==== Material fornecido
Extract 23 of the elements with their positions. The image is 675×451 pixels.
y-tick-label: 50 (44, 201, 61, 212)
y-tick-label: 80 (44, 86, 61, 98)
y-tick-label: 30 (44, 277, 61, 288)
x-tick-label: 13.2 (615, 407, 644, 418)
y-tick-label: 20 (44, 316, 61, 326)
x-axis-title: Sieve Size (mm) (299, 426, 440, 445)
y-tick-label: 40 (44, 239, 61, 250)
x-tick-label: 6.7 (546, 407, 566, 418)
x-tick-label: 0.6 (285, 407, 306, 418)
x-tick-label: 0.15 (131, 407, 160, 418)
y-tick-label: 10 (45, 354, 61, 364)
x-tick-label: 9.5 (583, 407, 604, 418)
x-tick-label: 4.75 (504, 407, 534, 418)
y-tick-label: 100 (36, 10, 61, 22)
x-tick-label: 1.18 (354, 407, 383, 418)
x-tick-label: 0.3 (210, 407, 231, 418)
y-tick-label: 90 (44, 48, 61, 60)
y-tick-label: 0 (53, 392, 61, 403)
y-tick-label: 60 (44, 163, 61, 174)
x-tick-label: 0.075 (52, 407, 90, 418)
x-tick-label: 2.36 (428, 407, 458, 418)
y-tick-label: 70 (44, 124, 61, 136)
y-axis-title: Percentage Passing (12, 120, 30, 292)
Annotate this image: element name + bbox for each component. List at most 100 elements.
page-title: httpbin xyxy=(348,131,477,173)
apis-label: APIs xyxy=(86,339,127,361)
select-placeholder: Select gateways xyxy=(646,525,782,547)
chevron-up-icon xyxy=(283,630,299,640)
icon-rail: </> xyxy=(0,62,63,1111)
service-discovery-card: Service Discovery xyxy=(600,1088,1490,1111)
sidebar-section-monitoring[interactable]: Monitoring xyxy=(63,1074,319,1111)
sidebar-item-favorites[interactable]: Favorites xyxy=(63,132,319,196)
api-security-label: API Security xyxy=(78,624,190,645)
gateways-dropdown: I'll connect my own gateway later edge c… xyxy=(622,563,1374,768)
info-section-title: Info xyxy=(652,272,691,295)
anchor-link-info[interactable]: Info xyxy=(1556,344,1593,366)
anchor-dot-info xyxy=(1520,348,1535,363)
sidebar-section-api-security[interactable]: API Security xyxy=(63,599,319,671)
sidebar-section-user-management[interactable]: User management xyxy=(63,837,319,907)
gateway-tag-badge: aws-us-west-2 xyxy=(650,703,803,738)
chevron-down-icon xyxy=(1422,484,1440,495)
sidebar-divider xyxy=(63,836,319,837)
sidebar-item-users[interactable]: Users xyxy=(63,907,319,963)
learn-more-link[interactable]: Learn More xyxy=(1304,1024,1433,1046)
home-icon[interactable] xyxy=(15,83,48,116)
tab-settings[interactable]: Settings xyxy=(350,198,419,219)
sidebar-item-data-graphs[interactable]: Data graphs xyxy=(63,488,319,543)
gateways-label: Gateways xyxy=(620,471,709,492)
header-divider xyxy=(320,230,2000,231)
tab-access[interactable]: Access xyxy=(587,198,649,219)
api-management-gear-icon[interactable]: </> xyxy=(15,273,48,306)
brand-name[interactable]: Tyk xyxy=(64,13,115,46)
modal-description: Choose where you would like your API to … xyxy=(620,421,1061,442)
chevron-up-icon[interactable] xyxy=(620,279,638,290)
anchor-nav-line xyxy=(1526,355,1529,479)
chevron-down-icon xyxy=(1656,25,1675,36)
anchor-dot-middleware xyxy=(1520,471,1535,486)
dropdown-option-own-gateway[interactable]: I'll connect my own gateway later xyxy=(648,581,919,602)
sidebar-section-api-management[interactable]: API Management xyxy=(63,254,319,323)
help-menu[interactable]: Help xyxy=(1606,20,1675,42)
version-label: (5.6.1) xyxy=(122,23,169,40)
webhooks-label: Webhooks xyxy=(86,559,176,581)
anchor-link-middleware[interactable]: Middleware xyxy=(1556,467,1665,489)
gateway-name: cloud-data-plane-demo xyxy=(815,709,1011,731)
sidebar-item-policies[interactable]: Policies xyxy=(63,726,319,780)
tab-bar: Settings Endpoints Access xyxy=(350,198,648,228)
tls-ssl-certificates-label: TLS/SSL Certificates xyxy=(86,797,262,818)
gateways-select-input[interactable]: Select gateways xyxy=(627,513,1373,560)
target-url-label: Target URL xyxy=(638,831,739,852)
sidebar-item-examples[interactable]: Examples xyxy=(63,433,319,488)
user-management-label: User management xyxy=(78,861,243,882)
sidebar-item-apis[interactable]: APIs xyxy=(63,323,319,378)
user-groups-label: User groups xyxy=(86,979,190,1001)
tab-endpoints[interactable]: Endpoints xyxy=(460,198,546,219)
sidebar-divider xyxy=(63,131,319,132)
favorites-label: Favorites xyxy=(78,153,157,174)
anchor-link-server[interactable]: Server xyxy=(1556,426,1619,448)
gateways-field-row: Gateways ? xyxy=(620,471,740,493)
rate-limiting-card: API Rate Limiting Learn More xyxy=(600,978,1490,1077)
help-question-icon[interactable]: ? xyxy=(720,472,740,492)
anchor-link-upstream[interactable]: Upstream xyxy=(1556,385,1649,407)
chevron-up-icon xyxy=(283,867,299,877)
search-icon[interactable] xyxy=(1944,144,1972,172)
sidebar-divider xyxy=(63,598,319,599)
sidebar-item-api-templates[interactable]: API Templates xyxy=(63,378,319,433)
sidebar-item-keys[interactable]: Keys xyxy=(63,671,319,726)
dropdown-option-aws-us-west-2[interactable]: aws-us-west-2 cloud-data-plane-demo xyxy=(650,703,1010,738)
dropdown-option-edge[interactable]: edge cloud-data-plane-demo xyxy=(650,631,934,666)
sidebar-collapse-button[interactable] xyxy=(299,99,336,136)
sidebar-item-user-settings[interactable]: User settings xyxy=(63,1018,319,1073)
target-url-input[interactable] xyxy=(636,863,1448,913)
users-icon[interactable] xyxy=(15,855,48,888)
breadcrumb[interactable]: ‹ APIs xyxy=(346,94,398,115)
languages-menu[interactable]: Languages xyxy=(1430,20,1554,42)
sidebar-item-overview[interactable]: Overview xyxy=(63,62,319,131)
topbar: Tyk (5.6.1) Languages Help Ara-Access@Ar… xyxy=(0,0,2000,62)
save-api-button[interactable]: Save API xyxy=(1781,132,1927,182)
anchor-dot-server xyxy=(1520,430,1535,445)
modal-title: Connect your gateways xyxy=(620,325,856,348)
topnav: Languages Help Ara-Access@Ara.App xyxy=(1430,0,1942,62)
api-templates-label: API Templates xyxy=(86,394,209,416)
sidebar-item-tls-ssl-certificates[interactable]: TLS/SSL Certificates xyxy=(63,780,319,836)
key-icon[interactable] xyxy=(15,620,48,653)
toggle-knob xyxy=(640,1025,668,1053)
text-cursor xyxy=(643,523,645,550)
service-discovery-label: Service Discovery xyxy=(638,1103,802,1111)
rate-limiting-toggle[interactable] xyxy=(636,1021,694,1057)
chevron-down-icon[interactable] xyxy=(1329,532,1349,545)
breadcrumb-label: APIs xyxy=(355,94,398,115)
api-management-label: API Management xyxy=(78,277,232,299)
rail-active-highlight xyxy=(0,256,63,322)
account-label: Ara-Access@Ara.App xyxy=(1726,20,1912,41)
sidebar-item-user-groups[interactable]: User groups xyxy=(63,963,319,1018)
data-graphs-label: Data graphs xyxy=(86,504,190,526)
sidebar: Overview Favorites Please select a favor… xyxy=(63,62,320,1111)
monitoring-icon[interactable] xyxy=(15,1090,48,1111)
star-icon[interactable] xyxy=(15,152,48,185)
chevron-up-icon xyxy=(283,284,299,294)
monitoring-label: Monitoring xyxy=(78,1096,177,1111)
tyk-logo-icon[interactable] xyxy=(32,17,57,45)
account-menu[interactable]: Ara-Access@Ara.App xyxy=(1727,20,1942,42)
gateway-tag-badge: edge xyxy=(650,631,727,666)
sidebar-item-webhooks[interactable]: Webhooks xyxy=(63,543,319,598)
========
==== Material fornecido
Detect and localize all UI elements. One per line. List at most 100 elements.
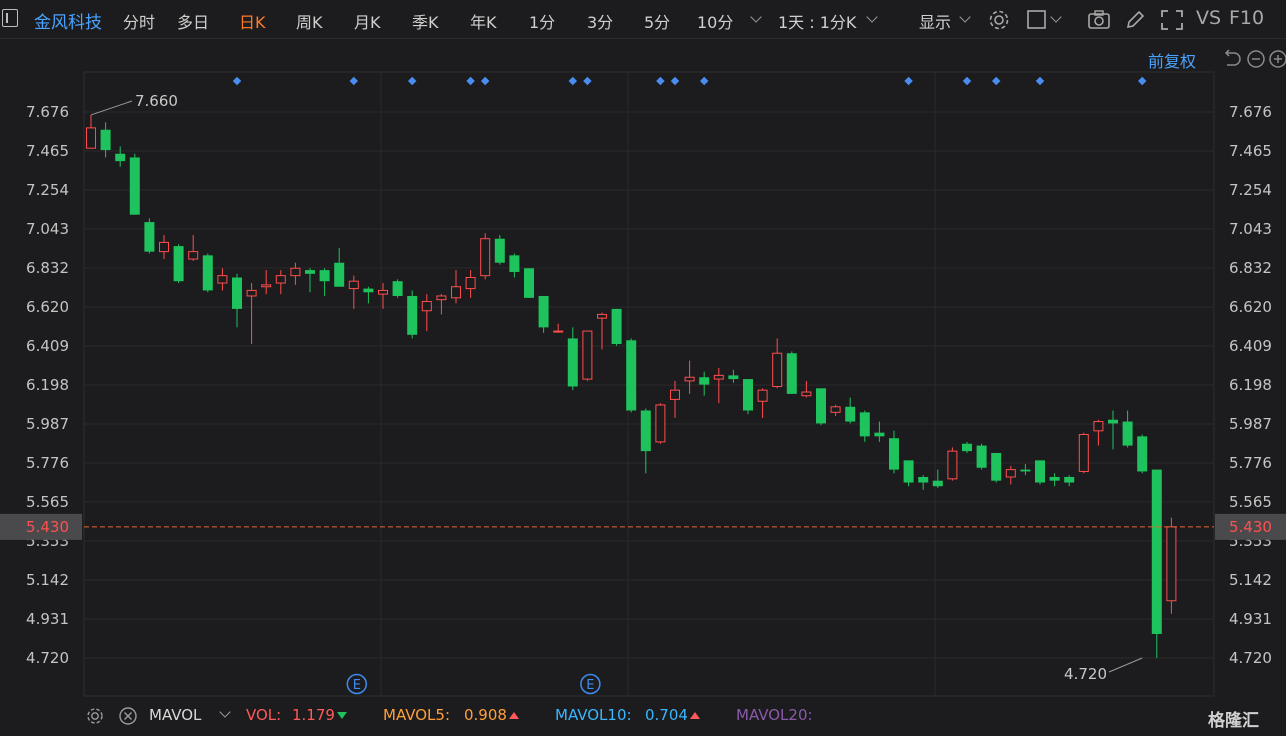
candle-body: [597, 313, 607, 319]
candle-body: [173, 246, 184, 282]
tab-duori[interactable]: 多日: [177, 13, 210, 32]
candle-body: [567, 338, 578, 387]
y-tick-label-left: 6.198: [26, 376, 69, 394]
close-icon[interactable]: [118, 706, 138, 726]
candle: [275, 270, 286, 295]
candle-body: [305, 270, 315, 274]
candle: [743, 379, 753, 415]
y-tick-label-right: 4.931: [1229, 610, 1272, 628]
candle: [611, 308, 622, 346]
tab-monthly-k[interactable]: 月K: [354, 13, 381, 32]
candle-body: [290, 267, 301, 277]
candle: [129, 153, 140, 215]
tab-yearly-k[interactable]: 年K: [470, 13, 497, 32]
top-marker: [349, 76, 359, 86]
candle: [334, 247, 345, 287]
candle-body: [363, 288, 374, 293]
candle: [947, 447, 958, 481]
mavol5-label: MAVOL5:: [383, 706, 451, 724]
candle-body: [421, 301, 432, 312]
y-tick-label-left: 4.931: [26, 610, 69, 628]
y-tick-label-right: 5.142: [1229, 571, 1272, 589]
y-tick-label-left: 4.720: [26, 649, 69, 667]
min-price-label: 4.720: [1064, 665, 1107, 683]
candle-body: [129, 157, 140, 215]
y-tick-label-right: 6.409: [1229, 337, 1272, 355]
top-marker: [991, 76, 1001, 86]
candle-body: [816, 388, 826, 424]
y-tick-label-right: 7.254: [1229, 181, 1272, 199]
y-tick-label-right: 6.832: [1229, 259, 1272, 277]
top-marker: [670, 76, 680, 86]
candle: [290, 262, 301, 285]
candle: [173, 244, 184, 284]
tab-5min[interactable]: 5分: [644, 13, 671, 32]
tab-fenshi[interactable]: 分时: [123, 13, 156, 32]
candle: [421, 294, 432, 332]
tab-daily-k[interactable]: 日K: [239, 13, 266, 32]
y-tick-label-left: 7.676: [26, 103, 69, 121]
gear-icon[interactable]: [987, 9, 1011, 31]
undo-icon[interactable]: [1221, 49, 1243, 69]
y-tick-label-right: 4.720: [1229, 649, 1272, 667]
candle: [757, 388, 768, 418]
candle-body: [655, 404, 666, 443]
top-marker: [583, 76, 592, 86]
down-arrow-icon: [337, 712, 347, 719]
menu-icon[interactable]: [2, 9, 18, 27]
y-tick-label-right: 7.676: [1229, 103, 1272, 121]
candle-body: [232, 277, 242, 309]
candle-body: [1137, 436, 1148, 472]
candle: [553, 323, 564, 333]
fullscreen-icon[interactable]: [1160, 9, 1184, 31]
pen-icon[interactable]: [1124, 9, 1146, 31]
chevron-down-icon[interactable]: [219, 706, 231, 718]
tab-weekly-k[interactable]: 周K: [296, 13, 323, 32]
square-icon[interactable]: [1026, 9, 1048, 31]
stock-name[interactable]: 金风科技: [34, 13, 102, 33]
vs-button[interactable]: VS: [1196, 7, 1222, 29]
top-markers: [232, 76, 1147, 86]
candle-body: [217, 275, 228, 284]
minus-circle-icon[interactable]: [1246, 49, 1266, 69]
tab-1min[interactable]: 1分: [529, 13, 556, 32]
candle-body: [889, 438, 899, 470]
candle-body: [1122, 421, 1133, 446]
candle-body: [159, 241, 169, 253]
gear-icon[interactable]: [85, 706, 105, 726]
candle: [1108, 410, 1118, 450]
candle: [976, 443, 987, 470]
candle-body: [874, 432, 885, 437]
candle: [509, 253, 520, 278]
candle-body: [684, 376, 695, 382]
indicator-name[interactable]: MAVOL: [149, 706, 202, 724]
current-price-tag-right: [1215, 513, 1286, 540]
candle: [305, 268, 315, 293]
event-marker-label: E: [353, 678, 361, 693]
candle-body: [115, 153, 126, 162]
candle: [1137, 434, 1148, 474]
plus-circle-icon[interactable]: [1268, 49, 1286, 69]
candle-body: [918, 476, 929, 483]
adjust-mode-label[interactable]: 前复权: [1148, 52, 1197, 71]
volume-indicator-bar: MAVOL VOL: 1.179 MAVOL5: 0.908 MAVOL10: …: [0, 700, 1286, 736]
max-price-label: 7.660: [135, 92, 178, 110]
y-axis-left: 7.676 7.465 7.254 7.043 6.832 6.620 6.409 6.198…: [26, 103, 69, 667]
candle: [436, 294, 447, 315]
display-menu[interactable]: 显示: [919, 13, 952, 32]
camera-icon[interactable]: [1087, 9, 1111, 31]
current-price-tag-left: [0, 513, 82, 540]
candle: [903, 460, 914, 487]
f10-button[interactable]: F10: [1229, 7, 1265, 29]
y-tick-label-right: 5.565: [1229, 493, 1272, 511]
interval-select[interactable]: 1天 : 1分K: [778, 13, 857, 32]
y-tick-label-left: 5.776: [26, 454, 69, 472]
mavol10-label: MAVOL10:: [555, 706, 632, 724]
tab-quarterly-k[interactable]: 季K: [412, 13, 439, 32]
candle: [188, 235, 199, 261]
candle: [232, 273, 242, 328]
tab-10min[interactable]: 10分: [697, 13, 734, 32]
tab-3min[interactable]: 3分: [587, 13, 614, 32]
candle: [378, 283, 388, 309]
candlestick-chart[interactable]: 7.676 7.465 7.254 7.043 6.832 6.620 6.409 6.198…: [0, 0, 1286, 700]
========
==== Material fornecido
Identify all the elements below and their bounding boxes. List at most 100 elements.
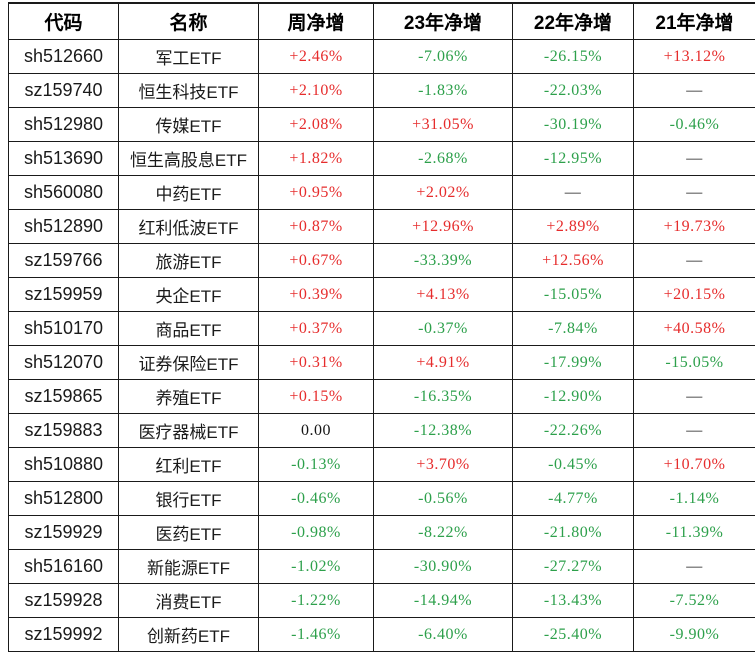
========
> _Objetivo do exercício_:
Transcreva fielmente o trecho dos registros que começa na linha que contém "Detect and localize" e termina na linha que contém "candle: [611, 308, 622, 346]", incluindo ambas. Deixe as imagens fora da resposta.

> _Resultado abaixo_:
Detect and localize all UI elements. One per line. List at most 100 elements.
candle-body: [597, 313, 607, 319]
candle-body: [173, 246, 184, 282]
tab-duori[interactable]: 多日: [177, 13, 210, 32]
candle-body: [567, 338, 578, 387]
y-tick-label-left: 6.198: [26, 376, 69, 394]
close-icon[interactable]: [118, 706, 138, 726]
candle: [275, 270, 286, 295]
candle-body: [305, 270, 315, 274]
candle: [743, 379, 753, 415]
y-tick-label-right: 4.931: [1229, 610, 1272, 628]
candle: [611, 308, 622, 346]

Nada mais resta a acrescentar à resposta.